Extracted records
* Start *

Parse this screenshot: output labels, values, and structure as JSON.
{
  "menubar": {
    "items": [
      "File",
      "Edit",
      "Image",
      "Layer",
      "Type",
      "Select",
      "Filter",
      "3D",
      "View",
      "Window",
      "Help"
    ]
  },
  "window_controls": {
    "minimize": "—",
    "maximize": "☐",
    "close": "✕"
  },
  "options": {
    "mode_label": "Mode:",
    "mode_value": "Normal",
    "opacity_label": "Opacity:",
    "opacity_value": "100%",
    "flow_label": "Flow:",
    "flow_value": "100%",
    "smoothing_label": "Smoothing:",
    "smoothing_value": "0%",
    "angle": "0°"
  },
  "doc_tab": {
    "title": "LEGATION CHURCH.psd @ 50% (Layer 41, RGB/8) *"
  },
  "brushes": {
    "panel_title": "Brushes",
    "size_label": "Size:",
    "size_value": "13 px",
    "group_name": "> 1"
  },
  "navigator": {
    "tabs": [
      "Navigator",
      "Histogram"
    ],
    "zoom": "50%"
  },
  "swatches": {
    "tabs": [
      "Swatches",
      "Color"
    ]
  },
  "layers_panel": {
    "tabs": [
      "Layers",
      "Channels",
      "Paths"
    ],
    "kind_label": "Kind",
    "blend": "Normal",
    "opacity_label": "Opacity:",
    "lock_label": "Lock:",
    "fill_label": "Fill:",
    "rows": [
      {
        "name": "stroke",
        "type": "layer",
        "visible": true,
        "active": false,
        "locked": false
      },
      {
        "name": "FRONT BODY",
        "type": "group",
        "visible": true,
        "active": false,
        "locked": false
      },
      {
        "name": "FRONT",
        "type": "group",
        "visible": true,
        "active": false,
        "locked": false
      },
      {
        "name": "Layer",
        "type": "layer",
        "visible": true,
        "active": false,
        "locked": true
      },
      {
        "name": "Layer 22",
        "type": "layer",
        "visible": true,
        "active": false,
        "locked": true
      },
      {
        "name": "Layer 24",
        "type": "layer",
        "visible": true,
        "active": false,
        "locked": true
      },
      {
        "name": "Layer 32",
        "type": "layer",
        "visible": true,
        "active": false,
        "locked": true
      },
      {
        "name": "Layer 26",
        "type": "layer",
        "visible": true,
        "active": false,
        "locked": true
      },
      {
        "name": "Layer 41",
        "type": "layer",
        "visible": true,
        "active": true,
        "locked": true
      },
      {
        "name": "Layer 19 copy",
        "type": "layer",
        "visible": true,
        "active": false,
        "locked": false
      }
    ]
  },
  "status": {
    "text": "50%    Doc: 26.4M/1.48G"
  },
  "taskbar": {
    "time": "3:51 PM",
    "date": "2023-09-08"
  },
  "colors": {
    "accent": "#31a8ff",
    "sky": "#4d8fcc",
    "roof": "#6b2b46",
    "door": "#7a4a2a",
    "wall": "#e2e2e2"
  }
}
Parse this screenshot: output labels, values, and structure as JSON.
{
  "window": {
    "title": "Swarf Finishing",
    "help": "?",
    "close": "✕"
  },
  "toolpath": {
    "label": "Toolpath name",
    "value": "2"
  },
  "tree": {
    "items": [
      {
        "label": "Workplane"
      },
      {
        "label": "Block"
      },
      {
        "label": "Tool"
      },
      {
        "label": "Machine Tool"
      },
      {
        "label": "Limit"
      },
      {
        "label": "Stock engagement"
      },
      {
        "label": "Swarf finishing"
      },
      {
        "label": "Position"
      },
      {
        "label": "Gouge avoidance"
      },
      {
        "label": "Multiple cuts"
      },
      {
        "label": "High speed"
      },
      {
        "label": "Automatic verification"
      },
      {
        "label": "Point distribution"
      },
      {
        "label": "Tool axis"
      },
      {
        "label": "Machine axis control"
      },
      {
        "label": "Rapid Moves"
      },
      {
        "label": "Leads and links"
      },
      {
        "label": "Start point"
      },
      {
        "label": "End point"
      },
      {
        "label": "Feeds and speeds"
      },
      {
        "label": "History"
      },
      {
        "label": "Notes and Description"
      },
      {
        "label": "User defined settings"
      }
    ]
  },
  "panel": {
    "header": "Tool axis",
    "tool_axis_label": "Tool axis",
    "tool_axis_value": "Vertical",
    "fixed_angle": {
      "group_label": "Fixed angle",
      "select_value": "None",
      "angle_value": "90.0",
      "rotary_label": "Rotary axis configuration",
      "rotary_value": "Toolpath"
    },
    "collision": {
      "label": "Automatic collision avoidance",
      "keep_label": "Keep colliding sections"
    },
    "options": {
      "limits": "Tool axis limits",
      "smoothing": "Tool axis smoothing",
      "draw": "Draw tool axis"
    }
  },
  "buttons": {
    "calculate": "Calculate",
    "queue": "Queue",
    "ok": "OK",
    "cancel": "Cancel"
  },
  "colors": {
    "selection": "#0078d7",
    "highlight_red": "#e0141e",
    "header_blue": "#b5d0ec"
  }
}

* End *

* [What is expected] Output the entries exactly.

* [Task answer]
Parse this screenshot: output labels, values, and structure as JSON.
{
  "menubar": {
    "items": [
      "File",
      "Edit",
      "Image",
      "Layer",
      "Type",
      "Select",
      "Filter",
      "3D",
      "View",
      "Window",
      "Help"
    ]
  },
  "window_controls": {
    "minimize": "—",
    "maximize": "☐",
    "close": "✕"
  },
  "options": {
    "mode_label": "Mode:",
    "mode_value": "Normal",
    "opacity_label": "Opacity:",
    "opacity_value": "100%",
    "flow_label": "Flow:",
    "flow_value": "100%",
    "smoothing_label": "Smoothing:",
    "smoothing_value": "0%",
    "angle": "0°"
  },
  "doc_tab": {
    "title": "LEGATION CHURCH.psd @ 50% (Layer 41, RGB/8) *"
  },
  "brushes": {
    "panel_title": "Brushes",
    "size_label": "Size:",
    "size_value": "13 px",
    "group_name": "> 1"
  },
  "navigator": {
    "tabs": [
      "Navigator",
      "Histogram"
    ],
    "zoom": "50%"
  },
  "swatches": {
    "tabs": [
      "Swatches",
      "Color"
    ]
  },
  "layers_panel": {
    "tabs": [
      "Layers",
      "Channels",
      "Paths"
    ],
    "kind_label": "Kind",
    "blend": "Normal",
    "opacity_label": "Opacity:",
    "lock_label": "Lock:",
    "fill_label": "Fill:",
    "rows": [
      {
        "name": "stroke",
        "type": "layer",
        "visible": true,
        "active": false,
        "locked": false
      },
      {
        "name": "FRONT BODY",
        "type": "group",
        "visible": true,
        "active": false,
        "locked": false
      },
      {
        "name": "FRONT",
        "type": "group",
        "visible": true,
        "active": false,
        "locked": false
      },
      {
        "name": "Layer",
        "type": "layer",
        "visible": true,
        "active": false,
        "locked": true
      },
      {
        "name": "Layer 22",
        "type": "layer",
        "visible": true,
        "active": false,
        "locked": true
      },
      {
        "name": "Layer 24",
        "type": "layer",
        "visible": true,
        "active": false,
        "locked": true
      },
      {
        "name": "Layer 32",
        "type": "layer",
        "visible": true,
        "active": false,
        "locked": true
      },
      {
        "name": "Layer 26",
        "type": "layer",
        "visible": true,
        "active": false,
        "locked": true
      },
      {
        "name": "Layer 41",
        "type": "layer",
        "visible": true,
        "active": true,
        "locked": true
      },
      {
        "name": "Layer 19 copy",
        "type": "layer",
        "visible": true,
        "active": false,
        "locked": false
      }
    ]
  },
  "status": {
    "text": "50%    Doc: 26.4M/1.48G"
  },
  "taskbar": {
    "time": "3:51 PM",
    "date": "2023-09-08"
  },
  "colors": {
    "accent": "#31a8ff",
    "sky": "#4d8fcc",
    "roof": "#6b2b46",
    "door": "#7a4a2a",
    "wall": "#e2e2e2"
  }
}
Parse this screenshot: output labels, values, and structure as JSON.
{
  "window": {
    "title": "Swarf Finishing",
    "help": "?",
    "close": "✕"
  },
  "toolpath": {
    "label": "Toolpath name",
    "value": "2"
  },
  "tree": {
    "items": [
      {
        "label": "Workplane"
      },
      {
        "label": "Block"
      },
      {
        "label": "Tool"
      },
      {
        "label": "Machine Tool"
      },
      {
        "label": "Limit"
      },
      {
        "label": "Stock engagement"
      },
      {
        "label": "Swarf finishing"
      },
      {
        "label": "Position"
      },
      {
        "label": "Gouge avoidance"
      },
      {
        "label": "Multiple cuts"
      },
      {
        "label": "High speed"
      },
      {
        "label": "Automatic verification"
      },
      {
        "label": "Point distribution"
      },
      {
        "label": "Tool axis"
      },
      {
        "label": "Machine axis control"
      },
      {
        "label": "Rapid Moves"
      },
      {
        "label": "Leads and links"
      },
      {
        "label": "Start point"
      },
      {
        "label": "End point"
      },
      {
        "label": "Feeds and speeds"
      },
      {
        "label": "History"
      },
      {
        "label": "Notes and Description"
      },
      {
        "label": "User defined settings"
      }
    ]
  },
  "panel": {
    "header": "Tool axis",
    "tool_axis_label": "Tool axis",
    "tool_axis_value": "Vertical",
    "fixed_angle": {
      "group_label": "Fixed angle",
      "select_value": "None",
      "angle_value": "90.0",
      "rotary_label": "Rotary axis configuration",
      "rotary_value": "Toolpath"
    },
    "collision": {
      "label": "Automatic collision avoidance",
      "keep_label": "Keep colliding sections"
    },
    "options": {
      "limits": "Tool axis limits",
      "smoothing": "Tool axis smoothing",
      "draw": "Draw tool axis"
    }
  },
  "buttons": {
    "calculate": "Calculate",
    "queue": "Queue",
    "ok": "OK",
    "cancel": "Cancel"
  },
  "colors": {
    "selection": "#0078d7",
    "highlight_red": "#e0141e",
    "header_blue": "#b5d0ec"
  }
}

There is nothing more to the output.